---------- Information provided ----------
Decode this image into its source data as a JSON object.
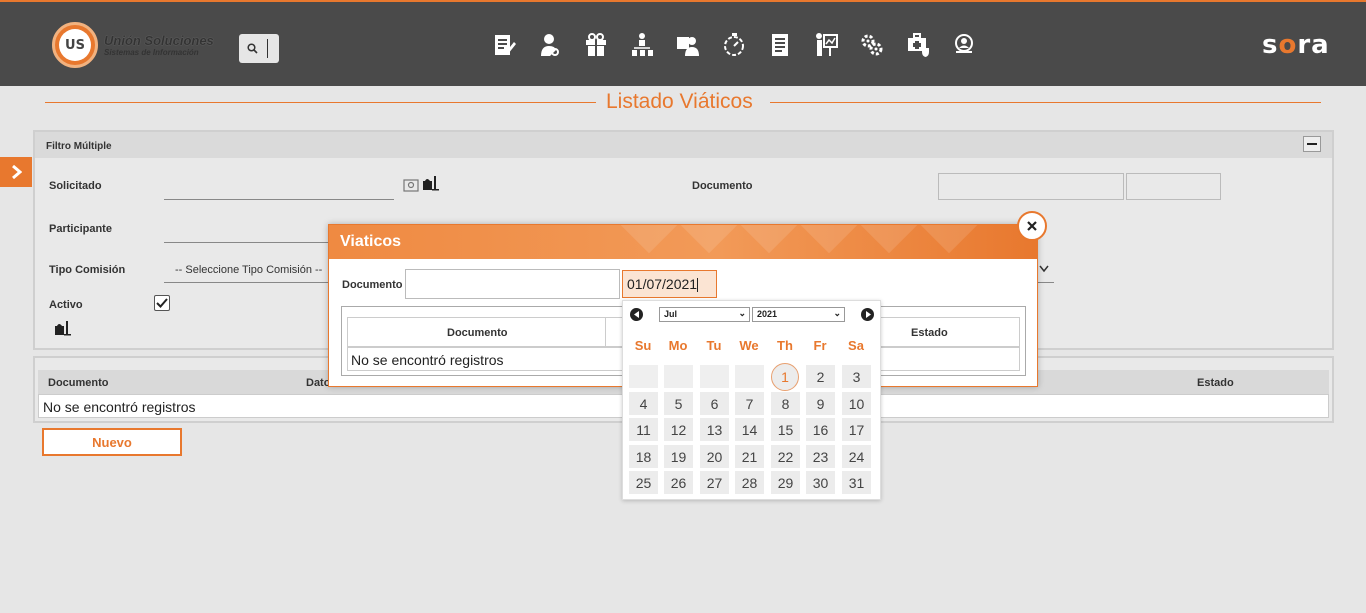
{
  "topbar": {
    "logo_mark": "US",
    "logo_title": "Unión Soluciones",
    "logo_subtitle": "Sistemas de Información",
    "brand_prefix": "s",
    "brand_mid": "o",
    "brand_suffix": "ra",
    "nav_icons": [
      "edit-doc-icon",
      "user-search-icon",
      "gift-icon",
      "hierarchy-icon",
      "user-card-icon",
      "timer-icon",
      "document-list-icon",
      "presentation-icon",
      "gears-icon",
      "medical-case-icon",
      "user-group-search-icon"
    ]
  },
  "page": {
    "title": "Listado Viáticos"
  },
  "filter": {
    "header": "Filtro Múltiple",
    "solicitado_label": "Solicitado",
    "documento_label": "Documento",
    "participante_label": "Participante",
    "tipo_comision_label": "Tipo Comisión",
    "tipo_comision_value": "-- Seleccione Tipo Comisión --",
    "activo_label": "Activo",
    "activo_checked": true
  },
  "grid": {
    "columns": [
      "Documento",
      "Dato",
      "Estado"
    ],
    "empty_message": "No se encontró registros"
  },
  "nuevo_label": "Nuevo",
  "modal": {
    "title": "Viaticos",
    "documento_label": "Documento",
    "documento_value": "",
    "date_value": "01/07/2021",
    "columns": [
      "Documento",
      "Estado"
    ],
    "empty_message": "No se encontró registros"
  },
  "datepicker": {
    "month": "Jul",
    "year": "2021",
    "weekdays": [
      "Su",
      "Mo",
      "Tu",
      "We",
      "Th",
      "Fr",
      "Sa"
    ],
    "first_weekday_index": 4,
    "days_in_month": 31,
    "selected_day": 1
  },
  "colors": {
    "accent": "#e8782e",
    "topbar": "#4a4a4a",
    "background": "#e6e6e6"
  }
}
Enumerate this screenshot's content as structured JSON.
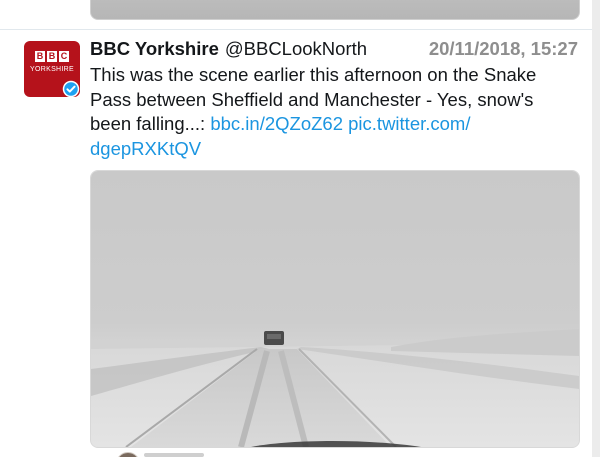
{
  "tweet": {
    "display_name": "BBC Yorkshire",
    "handle": "@BBCLookNorth",
    "timestamp": "20/11/2018, 15:27",
    "text_plain": "This was the scene earlier this afternoon on the Snake Pass between Sheffield and Manchester - Yes, snow's been falling...: ",
    "link_short": "bbc.in/2QZoZ62",
    "link_pic_part1": "pic.twitter.com/",
    "link_pic_part2": "dgepRXKtQV",
    "avatar": {
      "logo_letters": [
        "B",
        "B",
        "C"
      ],
      "logo_subtitle": "YORKSHIRE",
      "verified_icon": "verified-badge-icon",
      "color": "#b5121b"
    },
    "media": {
      "kind": "photo",
      "scene": "snow-covered road with car"
    }
  },
  "colors": {
    "link": "#1b95e0",
    "text": "#14171a",
    "timestamp": "#8e8e8e"
  }
}
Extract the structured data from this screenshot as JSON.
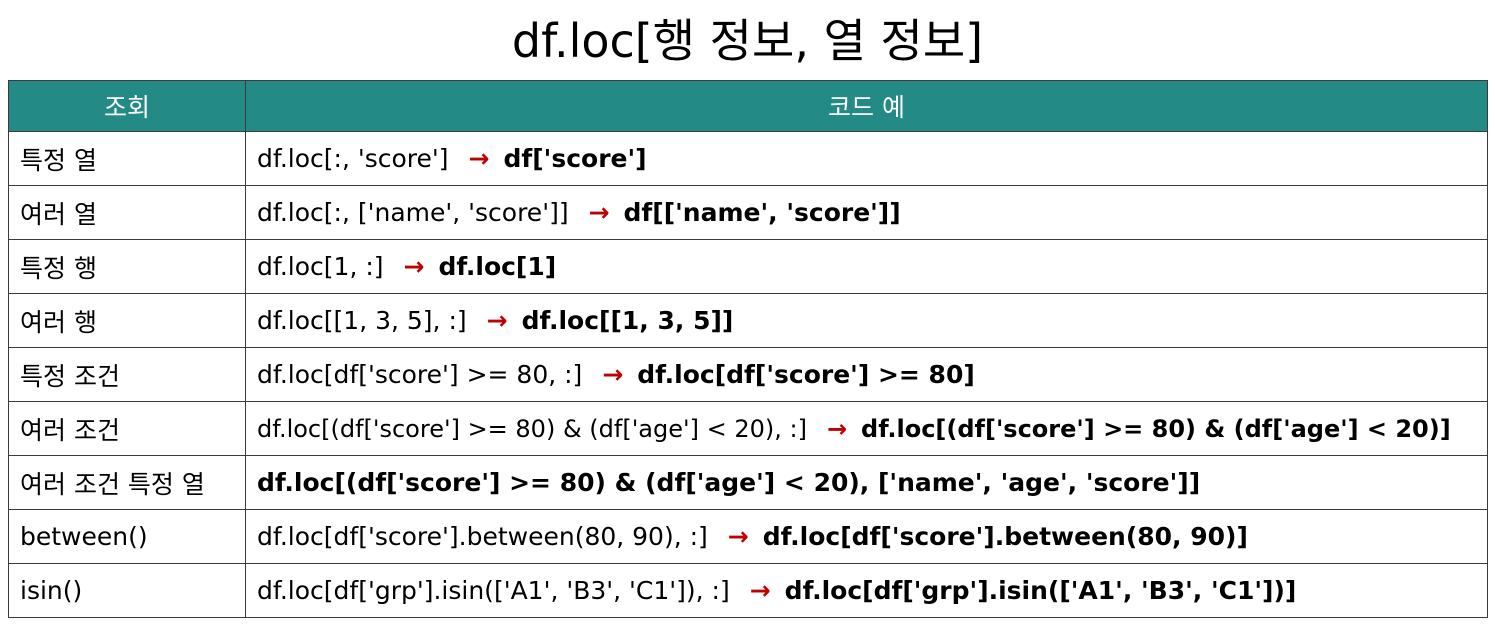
{
  "title": "df.loc[행 정보, 열 정보]",
  "header": {
    "query": "조회",
    "code": "코드 예"
  },
  "arrow_symbol": "→",
  "colors": {
    "header_bg": "#238a85",
    "header_text": "#ffffff",
    "arrow": "#c00000",
    "border": "#3a3a3a"
  },
  "rows": [
    {
      "query": "특정 열",
      "full": "df.loc[:, 'score']",
      "short": "df['score']"
    },
    {
      "query": "여러 열",
      "full": "df.loc[:, ['name', 'score']]",
      "short": "df[['name', 'score']]"
    },
    {
      "query": "특정 행",
      "full": "df.loc[1, :]",
      "short": "df.loc[1]"
    },
    {
      "query": "여러 행",
      "full": "df.loc[[1, 3, 5], :]",
      "short": "df.loc[[1, 3, 5]]"
    },
    {
      "query": "특정 조건",
      "full": "df.loc[df['score'] >= 80, :]",
      "short": "df.loc[df['score'] >= 80]"
    },
    {
      "query": "여러 조건",
      "full": "df.loc[(df['score'] >= 80) & (df['age'] < 20), :]",
      "short": "df.loc[(df['score'] >= 80) & (df['age'] < 20)]"
    },
    {
      "query": "여러 조건 특정 열",
      "full": "",
      "short": "df.loc[(df['score'] >= 80) & (df['age'] < 20), ['name', 'age', 'score']]"
    },
    {
      "query": "between()",
      "full": "df.loc[df['score'].between(80, 90), :]",
      "short": "df.loc[df['score'].between(80, 90)]"
    },
    {
      "query": "isin()",
      "full": "df.loc[df['grp'].isin(['A1', 'B3', 'C1']), :]",
      "short": "df.loc[df['grp'].isin(['A1', 'B3', 'C1'])]"
    }
  ]
}
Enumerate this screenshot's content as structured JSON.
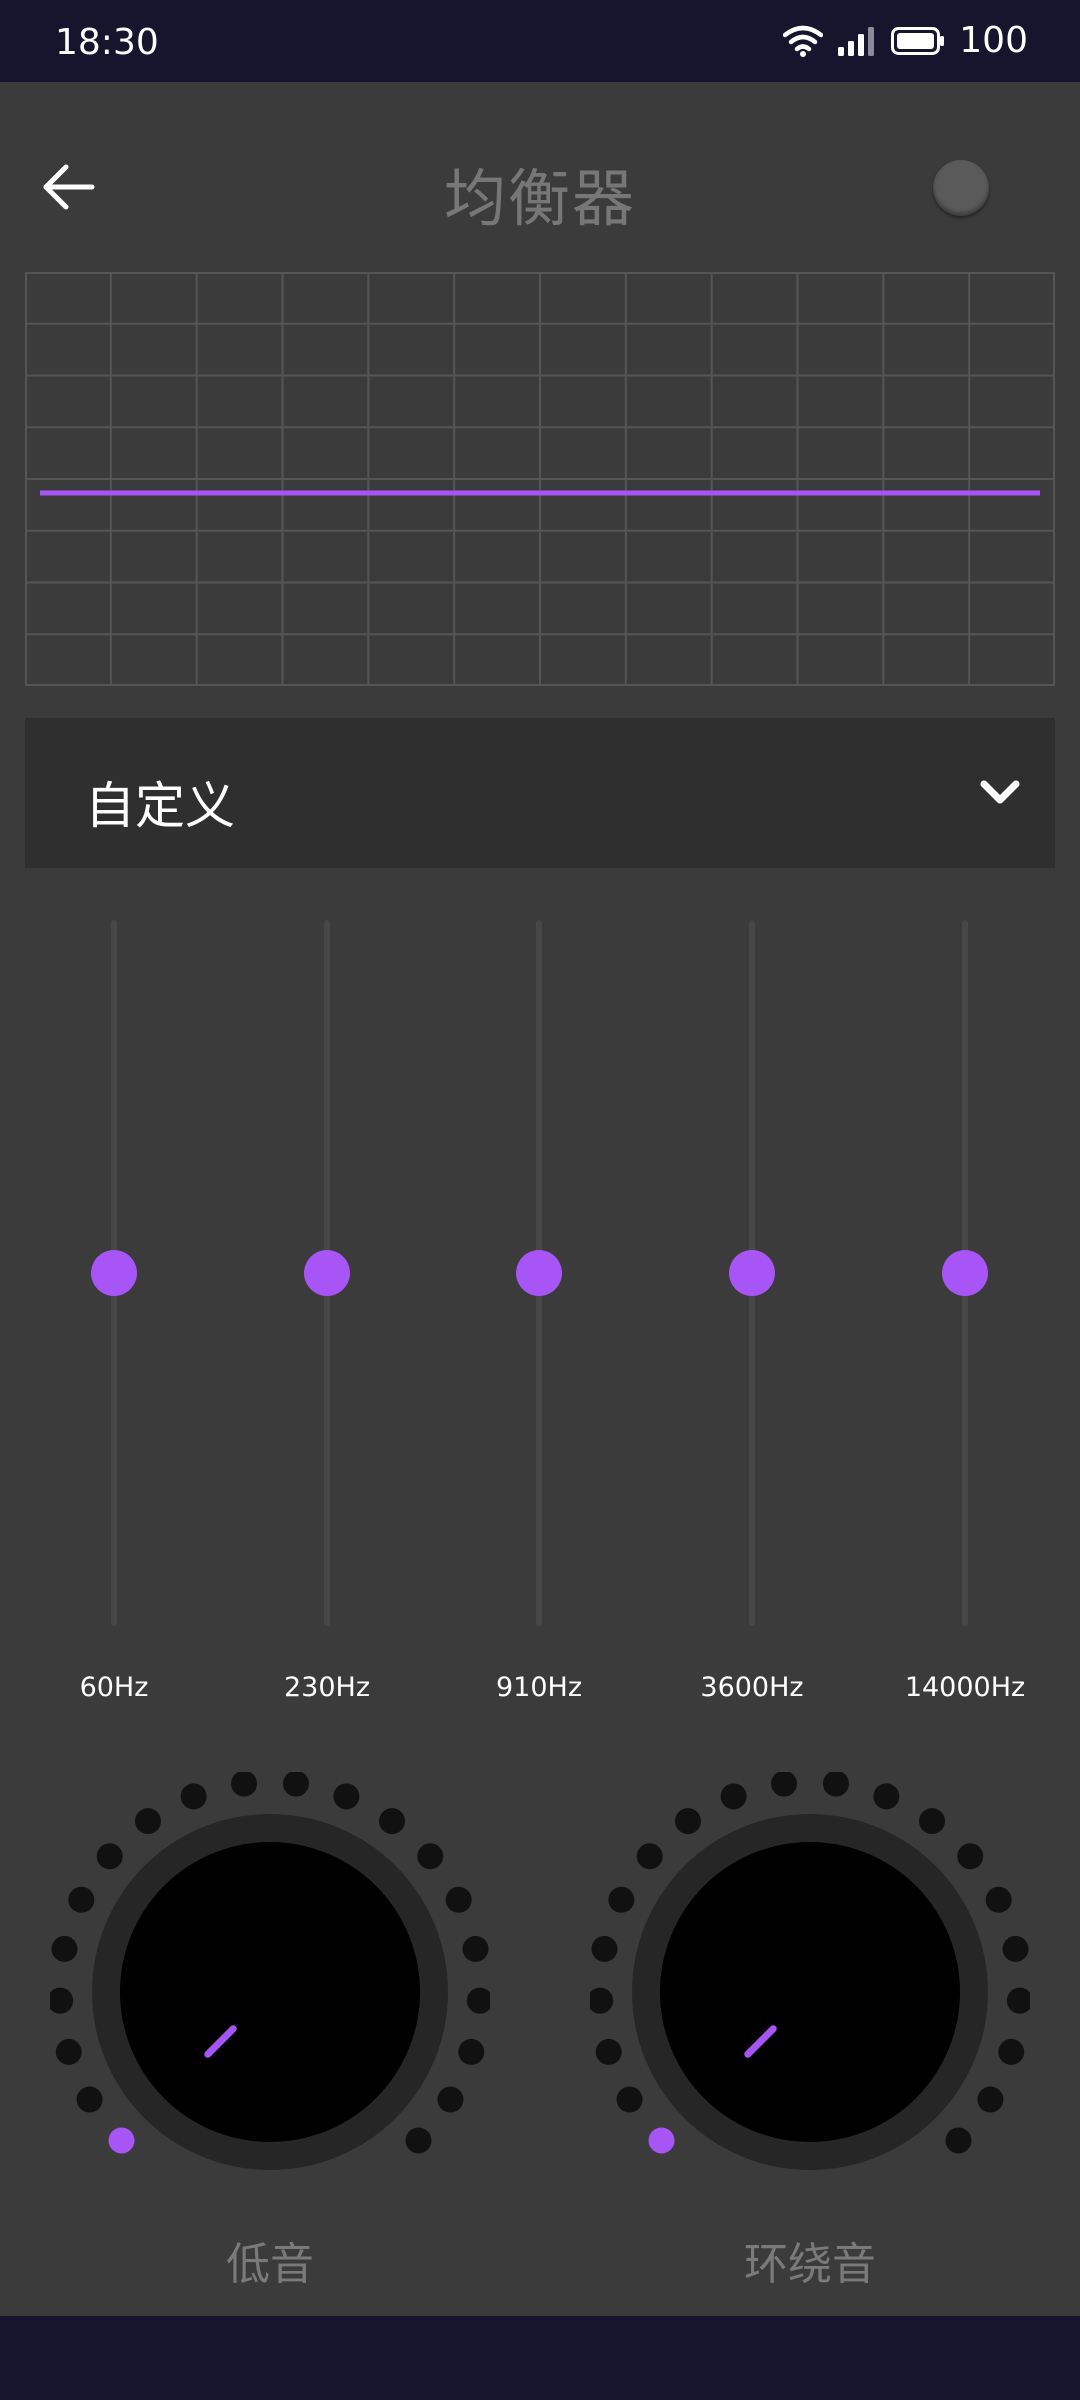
{
  "status": {
    "time": "18:30",
    "battery": "100"
  },
  "header": {
    "title": "均衡器"
  },
  "preset": {
    "selected": "自定义"
  },
  "bands": [
    {
      "label": "60Hz",
      "level": 0.5
    },
    {
      "label": "230Hz",
      "level": 0.5
    },
    {
      "label": "910Hz",
      "level": 0.5
    },
    {
      "label": "3600Hz",
      "level": 0.5
    },
    {
      "label": "14000Hz",
      "level": 0.5
    }
  ],
  "knobs": [
    {
      "label": "低音",
      "level": 0
    },
    {
      "label": "环绕音",
      "level": 0
    }
  ],
  "colors": {
    "accent": "#a855f7",
    "background": "#3b3b3b",
    "statusbar": "#17142e",
    "panel": "#2f2f2f"
  },
  "icons": {
    "back": "arrow-left-icon",
    "dropdown": "chevron-down-icon",
    "wifi": "wifi-icon",
    "signal": "signal-icon",
    "battery": "battery-icon"
  }
}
----------
§ What the exercise asks: Copy out the whole listing exactly, and don't carry over any pictures.

§ Response:
Decode this image into its source data as a JSON object.
{
  "topbar": {
    "logo_mark": "US",
    "logo_title": "Unión Soluciones",
    "logo_subtitle": "Sistemas de Información",
    "brand_prefix": "s",
    "brand_mid": "o",
    "brand_suffix": "ra",
    "nav_icons": [
      "edit-doc-icon",
      "user-search-icon",
      "gift-icon",
      "hierarchy-icon",
      "user-card-icon",
      "timer-icon",
      "document-list-icon",
      "presentation-icon",
      "gears-icon",
      "medical-case-icon",
      "user-group-search-icon"
    ]
  },
  "page": {
    "title": "Listado Viáticos"
  },
  "filter": {
    "header": "Filtro Múltiple",
    "solicitado_label": "Solicitado",
    "documento_label": "Documento",
    "participante_label": "Participante",
    "tipo_comision_label": "Tipo Comisión",
    "tipo_comision_value": "-- Seleccione Tipo Comisión --",
    "activo_label": "Activo",
    "activo_checked": true
  },
  "grid": {
    "columns": [
      "Documento",
      "Dato",
      "Estado"
    ],
    "empty_message": "No se encontró registros"
  },
  "nuevo_label": "Nuevo",
  "modal": {
    "title": "Viaticos",
    "documento_label": "Documento",
    "documento_value": "",
    "date_value": "01/07/2021",
    "columns": [
      "Documento",
      "Estado"
    ],
    "empty_message": "No se encontró registros"
  },
  "datepicker": {
    "month": "Jul",
    "year": "2021",
    "weekdays": [
      "Su",
      "Mo",
      "Tu",
      "We",
      "Th",
      "Fr",
      "Sa"
    ],
    "first_weekday_index": 4,
    "days_in_month": 31,
    "selected_day": 1
  },
  "colors": {
    "accent": "#e8782e",
    "topbar": "#4a4a4a",
    "background": "#e6e6e6"
  }
}
Enumerate this screenshot's content as structured JSON.
{
  "tweet": {
    "display_name": "BBC Yorkshire",
    "handle": "@BBCLookNorth",
    "timestamp": "20/11/2018, 15:27",
    "text_plain": "This was the scene earlier this afternoon on the Snake Pass between Sheffield and Manchester - Yes, snow's been falling...: ",
    "link_short": "bbc.in/2QZoZ62",
    "link_pic_part1": "pic.twitter.com/",
    "link_pic_part2": "dgepRXKtQV",
    "avatar": {
      "logo_letters": [
        "B",
        "B",
        "C"
      ],
      "logo_subtitle": "YORKSHIRE",
      "verified_icon": "verified-badge-icon",
      "color": "#b5121b"
    },
    "media": {
      "kind": "photo",
      "scene": "snow-covered road with car"
    }
  },
  "colors": {
    "link": "#1b95e0",
    "text": "#14171a",
    "timestamp": "#8e8e8e"
  }
}
Extract the structured data from this screenshot as JSON.
{
  "title": "df.loc[행 정보, 열 정보]",
  "header": {
    "query": "조회",
    "code": "코드 예"
  },
  "arrow_symbol": "→",
  "colors": {
    "header_bg": "#238a85",
    "header_text": "#ffffff",
    "arrow": "#c00000",
    "border": "#3a3a3a"
  },
  "rows": [
    {
      "query": "특정 열",
      "full": "df.loc[:, 'score']",
      "short": "df['score']"
    },
    {
      "query": "여러 열",
      "full": "df.loc[:, ['name', 'score']]",
      "short": "df[['name', 'score']]"
    },
    {
      "query": "특정 행",
      "full": "df.loc[1, :]",
      "short": "df.loc[1]"
    },
    {
      "query": "여러 행",
      "full": "df.loc[[1, 3, 5], :]",
      "short": "df.loc[[1, 3, 5]]"
    },
    {
      "query": "특정 조건",
      "full": "df.loc[df['score'] >= 80, :]",
      "short": "df.loc[df['score'] >= 80]"
    },
    {
      "query": "여러 조건",
      "full": "df.loc[(df['score'] >= 80) & (df['age'] < 20), :]",
      "short": "df.loc[(df['score'] >= 80) & (df['age'] < 20)]"
    },
    {
      "query": "여러 조건 특정 열",
      "full": "",
      "short": "df.loc[(df['score'] >= 80) & (df['age'] < 20), ['name', 'age', 'score']]"
    },
    {
      "query": "between()",
      "full": "df.loc[df['score'].between(80, 90), :]",
      "short": "df.loc[df['score'].between(80, 90)]"
    },
    {
      "query": "isin()",
      "full": "df.loc[df['grp'].isin(['A1', 'B3', 'C1']), :]",
      "short": "df.loc[df['grp'].isin(['A1', 'B3', 'C1'])]"
    }
  ]
}
Enumerate this screenshot's content as structured JSON.
{
  "status": {
    "time": "18:30",
    "battery": "100"
  },
  "header": {
    "title": "均衡器"
  },
  "preset": {
    "selected": "自定义"
  },
  "bands": [
    {
      "label": "60Hz",
      "level": 0.5
    },
    {
      "label": "230Hz",
      "level": 0.5
    },
    {
      "label": "910Hz",
      "level": 0.5
    },
    {
      "label": "3600Hz",
      "level": 0.5
    },
    {
      "label": "14000Hz",
      "level": 0.5
    }
  ],
  "knobs": [
    {
      "label": "低音",
      "level": 0
    },
    {
      "label": "环绕音",
      "level": 0
    }
  ],
  "colors": {
    "accent": "#a855f7",
    "background": "#3b3b3b",
    "statusbar": "#17142e",
    "panel": "#2f2f2f"
  },
  "icons": {
    "back": "arrow-left-icon",
    "dropdown": "chevron-down-icon",
    "wifi": "wifi-icon",
    "signal": "signal-icon",
    "battery": "battery-icon"
  }
}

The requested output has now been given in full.